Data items
## Start
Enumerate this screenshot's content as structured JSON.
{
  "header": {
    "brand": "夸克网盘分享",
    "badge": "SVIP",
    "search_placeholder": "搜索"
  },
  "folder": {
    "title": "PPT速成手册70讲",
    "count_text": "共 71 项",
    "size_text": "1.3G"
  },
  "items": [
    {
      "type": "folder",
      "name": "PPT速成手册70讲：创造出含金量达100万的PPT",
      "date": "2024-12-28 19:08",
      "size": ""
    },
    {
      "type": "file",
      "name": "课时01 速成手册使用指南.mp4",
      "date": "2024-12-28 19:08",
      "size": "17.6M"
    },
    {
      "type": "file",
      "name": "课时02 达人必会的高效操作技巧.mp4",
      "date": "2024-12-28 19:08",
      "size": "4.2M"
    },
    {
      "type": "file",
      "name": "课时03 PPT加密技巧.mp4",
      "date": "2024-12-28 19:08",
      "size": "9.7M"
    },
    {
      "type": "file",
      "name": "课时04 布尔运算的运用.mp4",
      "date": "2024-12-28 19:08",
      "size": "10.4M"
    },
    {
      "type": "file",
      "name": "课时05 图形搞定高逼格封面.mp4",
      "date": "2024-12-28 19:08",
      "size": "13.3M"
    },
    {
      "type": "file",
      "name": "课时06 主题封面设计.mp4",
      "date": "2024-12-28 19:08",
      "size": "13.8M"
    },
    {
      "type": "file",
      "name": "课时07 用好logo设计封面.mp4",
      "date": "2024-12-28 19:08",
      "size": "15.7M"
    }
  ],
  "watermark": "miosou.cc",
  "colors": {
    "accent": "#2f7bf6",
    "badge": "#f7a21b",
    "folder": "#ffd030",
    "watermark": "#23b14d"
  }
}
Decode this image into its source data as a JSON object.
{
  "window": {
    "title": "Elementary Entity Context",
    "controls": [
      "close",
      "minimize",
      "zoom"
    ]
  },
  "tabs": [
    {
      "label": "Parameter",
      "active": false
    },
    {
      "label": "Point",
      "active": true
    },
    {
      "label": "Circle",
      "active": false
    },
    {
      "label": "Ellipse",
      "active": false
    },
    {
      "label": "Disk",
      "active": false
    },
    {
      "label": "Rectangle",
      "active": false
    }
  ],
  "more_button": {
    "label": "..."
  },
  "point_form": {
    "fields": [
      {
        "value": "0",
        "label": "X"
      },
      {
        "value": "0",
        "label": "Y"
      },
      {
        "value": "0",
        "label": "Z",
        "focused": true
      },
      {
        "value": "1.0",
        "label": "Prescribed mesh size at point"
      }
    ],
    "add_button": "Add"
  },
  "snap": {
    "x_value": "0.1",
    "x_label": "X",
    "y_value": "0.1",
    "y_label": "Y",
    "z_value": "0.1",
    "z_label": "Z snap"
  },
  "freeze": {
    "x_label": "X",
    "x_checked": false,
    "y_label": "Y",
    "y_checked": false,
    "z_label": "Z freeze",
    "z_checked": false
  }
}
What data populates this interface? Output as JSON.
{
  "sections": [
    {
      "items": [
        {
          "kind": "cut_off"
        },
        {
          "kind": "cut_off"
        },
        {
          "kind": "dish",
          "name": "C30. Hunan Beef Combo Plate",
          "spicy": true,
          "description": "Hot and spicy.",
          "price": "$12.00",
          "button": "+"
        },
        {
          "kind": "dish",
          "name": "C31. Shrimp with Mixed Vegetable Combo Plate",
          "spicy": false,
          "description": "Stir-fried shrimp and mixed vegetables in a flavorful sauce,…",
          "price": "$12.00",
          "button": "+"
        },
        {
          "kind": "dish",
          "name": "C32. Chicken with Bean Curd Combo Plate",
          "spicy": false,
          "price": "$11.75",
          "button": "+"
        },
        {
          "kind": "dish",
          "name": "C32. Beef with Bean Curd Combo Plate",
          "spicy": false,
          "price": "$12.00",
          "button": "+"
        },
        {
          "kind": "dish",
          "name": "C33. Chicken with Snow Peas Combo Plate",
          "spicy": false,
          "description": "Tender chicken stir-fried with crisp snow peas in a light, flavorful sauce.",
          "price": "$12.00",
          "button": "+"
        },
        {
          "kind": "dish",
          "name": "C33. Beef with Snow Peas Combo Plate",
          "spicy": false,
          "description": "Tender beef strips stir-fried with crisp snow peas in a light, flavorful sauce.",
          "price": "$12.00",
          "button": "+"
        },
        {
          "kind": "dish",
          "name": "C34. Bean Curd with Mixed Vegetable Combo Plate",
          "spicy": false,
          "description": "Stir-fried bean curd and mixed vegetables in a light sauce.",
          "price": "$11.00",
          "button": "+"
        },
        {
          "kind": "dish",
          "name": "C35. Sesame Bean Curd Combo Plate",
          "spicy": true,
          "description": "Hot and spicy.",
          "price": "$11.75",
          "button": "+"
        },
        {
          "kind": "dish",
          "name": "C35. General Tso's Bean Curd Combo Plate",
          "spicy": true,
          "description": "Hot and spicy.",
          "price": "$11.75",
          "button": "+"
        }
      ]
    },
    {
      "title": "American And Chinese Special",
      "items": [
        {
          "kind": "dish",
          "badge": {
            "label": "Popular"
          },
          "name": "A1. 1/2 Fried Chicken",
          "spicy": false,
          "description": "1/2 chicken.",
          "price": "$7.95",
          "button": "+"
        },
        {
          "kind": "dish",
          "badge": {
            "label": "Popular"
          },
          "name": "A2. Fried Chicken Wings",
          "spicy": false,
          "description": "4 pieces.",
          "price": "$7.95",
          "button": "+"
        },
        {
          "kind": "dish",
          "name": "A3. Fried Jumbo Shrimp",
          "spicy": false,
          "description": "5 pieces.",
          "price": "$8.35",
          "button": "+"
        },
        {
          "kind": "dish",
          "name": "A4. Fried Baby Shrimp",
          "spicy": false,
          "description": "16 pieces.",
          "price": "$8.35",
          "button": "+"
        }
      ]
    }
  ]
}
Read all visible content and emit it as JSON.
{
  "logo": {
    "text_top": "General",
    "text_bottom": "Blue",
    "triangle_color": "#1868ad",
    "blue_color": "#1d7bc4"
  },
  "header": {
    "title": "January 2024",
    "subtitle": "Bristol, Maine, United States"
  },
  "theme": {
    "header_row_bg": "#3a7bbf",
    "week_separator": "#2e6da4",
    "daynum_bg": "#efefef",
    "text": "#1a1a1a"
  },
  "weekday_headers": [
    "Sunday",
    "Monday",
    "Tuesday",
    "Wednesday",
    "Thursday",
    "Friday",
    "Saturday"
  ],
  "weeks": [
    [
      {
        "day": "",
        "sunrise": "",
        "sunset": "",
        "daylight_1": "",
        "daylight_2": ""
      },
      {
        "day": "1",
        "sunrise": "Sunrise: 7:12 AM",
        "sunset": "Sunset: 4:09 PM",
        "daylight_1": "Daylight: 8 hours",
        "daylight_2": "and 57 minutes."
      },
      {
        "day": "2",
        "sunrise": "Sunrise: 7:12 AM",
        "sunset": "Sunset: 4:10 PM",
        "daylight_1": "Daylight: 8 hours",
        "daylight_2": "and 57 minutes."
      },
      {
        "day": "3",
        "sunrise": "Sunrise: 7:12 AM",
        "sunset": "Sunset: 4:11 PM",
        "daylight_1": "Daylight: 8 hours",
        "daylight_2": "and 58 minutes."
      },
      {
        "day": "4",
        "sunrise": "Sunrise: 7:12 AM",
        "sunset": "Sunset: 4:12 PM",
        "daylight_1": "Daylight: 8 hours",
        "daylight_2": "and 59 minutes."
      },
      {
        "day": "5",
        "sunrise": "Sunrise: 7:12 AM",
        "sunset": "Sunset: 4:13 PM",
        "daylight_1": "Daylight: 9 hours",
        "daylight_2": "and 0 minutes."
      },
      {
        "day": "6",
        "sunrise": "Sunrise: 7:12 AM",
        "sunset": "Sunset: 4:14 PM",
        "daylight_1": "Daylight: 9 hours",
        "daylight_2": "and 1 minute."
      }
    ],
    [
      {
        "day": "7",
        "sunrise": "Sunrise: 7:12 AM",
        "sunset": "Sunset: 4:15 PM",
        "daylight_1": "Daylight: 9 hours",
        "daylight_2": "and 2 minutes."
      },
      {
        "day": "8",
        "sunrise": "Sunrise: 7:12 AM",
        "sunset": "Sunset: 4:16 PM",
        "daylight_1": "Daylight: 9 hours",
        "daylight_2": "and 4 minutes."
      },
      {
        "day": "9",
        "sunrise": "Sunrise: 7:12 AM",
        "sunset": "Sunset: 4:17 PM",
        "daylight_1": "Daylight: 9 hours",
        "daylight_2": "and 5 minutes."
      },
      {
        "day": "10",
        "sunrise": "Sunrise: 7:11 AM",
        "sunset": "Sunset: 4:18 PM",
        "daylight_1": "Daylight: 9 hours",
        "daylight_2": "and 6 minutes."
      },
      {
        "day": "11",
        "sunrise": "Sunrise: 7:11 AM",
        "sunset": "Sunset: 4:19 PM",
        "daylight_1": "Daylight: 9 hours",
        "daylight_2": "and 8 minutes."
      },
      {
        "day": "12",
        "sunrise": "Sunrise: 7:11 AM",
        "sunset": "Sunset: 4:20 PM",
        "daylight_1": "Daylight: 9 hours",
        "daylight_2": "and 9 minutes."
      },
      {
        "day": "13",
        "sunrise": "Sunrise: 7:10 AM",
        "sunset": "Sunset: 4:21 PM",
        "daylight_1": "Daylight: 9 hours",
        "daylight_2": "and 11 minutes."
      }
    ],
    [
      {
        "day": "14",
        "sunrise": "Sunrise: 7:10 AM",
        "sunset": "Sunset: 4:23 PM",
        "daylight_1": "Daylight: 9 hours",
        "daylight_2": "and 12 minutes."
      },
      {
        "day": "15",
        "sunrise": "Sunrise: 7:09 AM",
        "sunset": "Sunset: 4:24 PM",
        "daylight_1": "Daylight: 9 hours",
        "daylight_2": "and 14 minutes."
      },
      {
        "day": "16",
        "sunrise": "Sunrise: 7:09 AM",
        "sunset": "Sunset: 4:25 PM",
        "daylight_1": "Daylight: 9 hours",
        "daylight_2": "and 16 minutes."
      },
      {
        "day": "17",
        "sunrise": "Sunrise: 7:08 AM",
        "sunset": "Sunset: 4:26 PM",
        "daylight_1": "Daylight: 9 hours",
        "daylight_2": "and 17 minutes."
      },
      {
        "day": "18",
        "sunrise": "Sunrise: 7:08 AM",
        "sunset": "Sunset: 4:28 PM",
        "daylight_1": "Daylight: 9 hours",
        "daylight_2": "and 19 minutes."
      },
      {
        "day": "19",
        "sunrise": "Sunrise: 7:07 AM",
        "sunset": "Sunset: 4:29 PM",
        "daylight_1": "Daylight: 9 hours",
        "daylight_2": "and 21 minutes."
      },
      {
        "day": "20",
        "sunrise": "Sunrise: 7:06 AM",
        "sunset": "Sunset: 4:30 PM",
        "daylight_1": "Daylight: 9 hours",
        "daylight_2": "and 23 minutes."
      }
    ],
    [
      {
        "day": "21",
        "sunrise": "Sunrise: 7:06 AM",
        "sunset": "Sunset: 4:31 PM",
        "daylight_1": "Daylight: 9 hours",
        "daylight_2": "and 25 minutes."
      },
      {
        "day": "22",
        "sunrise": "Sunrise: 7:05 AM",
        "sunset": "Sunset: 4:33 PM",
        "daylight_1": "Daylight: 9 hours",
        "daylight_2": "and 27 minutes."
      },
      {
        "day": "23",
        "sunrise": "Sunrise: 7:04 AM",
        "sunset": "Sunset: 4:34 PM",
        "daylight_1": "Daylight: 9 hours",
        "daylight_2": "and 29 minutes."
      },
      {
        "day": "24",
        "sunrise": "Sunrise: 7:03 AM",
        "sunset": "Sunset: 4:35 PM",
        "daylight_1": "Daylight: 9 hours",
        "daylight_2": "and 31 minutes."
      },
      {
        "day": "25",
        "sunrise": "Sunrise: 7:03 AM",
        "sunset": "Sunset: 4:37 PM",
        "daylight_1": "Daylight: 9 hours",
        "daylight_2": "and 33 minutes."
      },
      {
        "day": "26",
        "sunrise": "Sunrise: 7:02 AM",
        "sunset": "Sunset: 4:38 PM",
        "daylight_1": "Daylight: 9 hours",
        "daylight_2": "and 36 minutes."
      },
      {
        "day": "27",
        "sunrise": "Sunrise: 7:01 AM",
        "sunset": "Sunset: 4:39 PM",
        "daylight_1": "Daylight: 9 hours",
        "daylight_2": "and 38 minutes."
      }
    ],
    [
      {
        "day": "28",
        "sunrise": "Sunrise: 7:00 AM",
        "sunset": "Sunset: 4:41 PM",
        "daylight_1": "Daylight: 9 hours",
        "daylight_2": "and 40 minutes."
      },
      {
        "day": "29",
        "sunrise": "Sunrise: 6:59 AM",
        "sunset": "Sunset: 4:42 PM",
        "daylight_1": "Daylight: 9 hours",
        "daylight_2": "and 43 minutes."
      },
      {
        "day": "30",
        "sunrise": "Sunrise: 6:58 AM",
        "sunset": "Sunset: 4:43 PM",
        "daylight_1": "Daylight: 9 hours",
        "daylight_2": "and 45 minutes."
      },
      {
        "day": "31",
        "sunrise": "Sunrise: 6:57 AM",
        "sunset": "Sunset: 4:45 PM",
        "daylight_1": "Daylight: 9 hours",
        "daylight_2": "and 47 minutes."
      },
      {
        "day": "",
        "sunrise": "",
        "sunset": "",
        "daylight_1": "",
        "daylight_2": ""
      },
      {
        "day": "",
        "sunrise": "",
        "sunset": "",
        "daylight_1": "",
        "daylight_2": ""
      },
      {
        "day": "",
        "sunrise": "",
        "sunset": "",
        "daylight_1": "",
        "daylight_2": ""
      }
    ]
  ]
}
## End
### Exercise task
Select and copy each line from the data that includes the word "this".

### Correct answer
Enumerate this screenshot's content as structured JSON.
Decode this image into its source data as a JSON object.
What data populates this interface? Output as JSON.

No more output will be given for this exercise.